[Collected data]
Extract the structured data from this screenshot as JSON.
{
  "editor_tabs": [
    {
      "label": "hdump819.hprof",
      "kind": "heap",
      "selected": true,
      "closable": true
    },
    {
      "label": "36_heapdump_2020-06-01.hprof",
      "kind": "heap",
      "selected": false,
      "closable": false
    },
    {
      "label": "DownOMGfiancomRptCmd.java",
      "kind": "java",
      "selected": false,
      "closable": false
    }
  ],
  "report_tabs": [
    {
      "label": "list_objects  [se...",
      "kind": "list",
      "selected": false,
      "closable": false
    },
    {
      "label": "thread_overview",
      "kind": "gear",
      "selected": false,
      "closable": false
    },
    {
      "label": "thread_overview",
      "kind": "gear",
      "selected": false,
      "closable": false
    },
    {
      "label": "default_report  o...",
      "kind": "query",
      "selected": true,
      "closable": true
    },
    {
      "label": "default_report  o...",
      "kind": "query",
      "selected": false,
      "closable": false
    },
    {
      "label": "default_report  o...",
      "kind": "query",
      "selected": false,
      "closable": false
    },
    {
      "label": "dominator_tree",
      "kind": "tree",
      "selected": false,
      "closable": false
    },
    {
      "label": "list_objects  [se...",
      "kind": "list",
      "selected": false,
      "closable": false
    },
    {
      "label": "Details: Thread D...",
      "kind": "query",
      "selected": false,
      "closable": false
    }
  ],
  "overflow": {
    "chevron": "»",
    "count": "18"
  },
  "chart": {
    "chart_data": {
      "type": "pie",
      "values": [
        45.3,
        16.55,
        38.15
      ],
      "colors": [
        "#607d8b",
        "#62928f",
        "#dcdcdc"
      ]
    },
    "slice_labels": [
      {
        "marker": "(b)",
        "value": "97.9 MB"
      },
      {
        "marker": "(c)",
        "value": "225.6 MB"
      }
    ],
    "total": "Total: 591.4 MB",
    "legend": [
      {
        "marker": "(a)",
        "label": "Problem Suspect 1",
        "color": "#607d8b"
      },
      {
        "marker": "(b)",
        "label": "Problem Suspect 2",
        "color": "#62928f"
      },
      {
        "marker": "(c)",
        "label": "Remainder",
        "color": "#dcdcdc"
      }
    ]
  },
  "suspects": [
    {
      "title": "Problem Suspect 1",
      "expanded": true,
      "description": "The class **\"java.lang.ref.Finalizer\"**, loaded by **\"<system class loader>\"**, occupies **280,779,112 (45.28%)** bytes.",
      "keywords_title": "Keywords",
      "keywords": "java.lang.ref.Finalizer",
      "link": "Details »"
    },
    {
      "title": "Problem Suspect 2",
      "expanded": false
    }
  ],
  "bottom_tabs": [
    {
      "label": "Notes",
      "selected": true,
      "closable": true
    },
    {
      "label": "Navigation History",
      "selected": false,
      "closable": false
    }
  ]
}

Given exercise> All of the entries above must be quoted exactly.

Problem solution>
Extract the structured data from this screenshot as JSON.
{
  "editor_tabs": [
    {
      "label": "hdump819.hprof",
      "kind": "heap",
      "selected": true,
      "closable": true
    },
    {
      "label": "36_heapdump_2020-06-01.hprof",
      "kind": "heap",
      "selected": false,
      "closable": false
    },
    {
      "label": "DownOMGfiancomRptCmd.java",
      "kind": "java",
      "selected": false,
      "closable": false
    }
  ],
  "report_tabs": [
    {
      "label": "list_objects  [se...",
      "kind": "list",
      "selected": false,
      "closable": false
    },
    {
      "label": "thread_overview",
      "kind": "gear",
      "selected": false,
      "closable": false
    },
    {
      "label": "thread_overview",
      "kind": "gear",
      "selected": false,
      "closable": false
    },
    {
      "label": "default_report  o...",
      "kind": "query",
      "selected": true,
      "closable": true
    },
    {
      "label": "default_report  o...",
      "kind": "query",
      "selected": false,
      "closable": false
    },
    {
      "label": "default_report  o...",
      "kind": "query",
      "selected": false,
      "closable": false
    },
    {
      "label": "dominator_tree",
      "kind": "tree",
      "selected": false,
      "closable": false
    },
    {
      "label": "list_objects  [se...",
      "kind": "list",
      "selected": false,
      "closable": false
    },
    {
      "label": "Details: Thread D...",
      "kind": "query",
      "selected": false,
      "closable": false
    }
  ],
  "overflow": {
    "chevron": "»",
    "count": "18"
  },
  "chart": {
    "chart_data": {
      "type": "pie",
      "values": [
        45.3,
        16.55,
        38.15
      ],
      "colors": [
        "#607d8b",
        "#62928f",
        "#dcdcdc"
      ]
    },
    "slice_labels": [
      {
        "marker": "(b)",
        "value": "97.9 MB"
      },
      {
        "marker": "(c)",
        "value": "225.6 MB"
      }
    ],
    "total": "Total: 591.4 MB",
    "legend": [
      {
        "marker": "(a)",
        "label": "Problem Suspect 1",
        "color": "#607d8b"
      },
      {
        "marker": "(b)",
        "label": "Problem Suspect 2",
        "color": "#62928f"
      },
      {
        "marker": "(c)",
        "label": "Remainder",
        "color": "#dcdcdc"
      }
    ]
  },
  "suspects": [
    {
      "title": "Problem Suspect 1",
      "expanded": true,
      "description": "The class **\"java.lang.ref.Finalizer\"**, loaded by **\"<system class loader>\"**, occupies **280,779,112 (45.28%)** bytes.",
      "keywords_title": "Keywords",
      "keywords": "java.lang.ref.Finalizer",
      "link": "Details »"
    },
    {
      "title": "Problem Suspect 2",
      "expanded": false
    }
  ],
  "bottom_tabs": [
    {
      "label": "Notes",
      "selected": true,
      "closable": true
    },
    {
      "label": "Navigation History",
      "selected": false,
      "closable": false
    }
  ]
}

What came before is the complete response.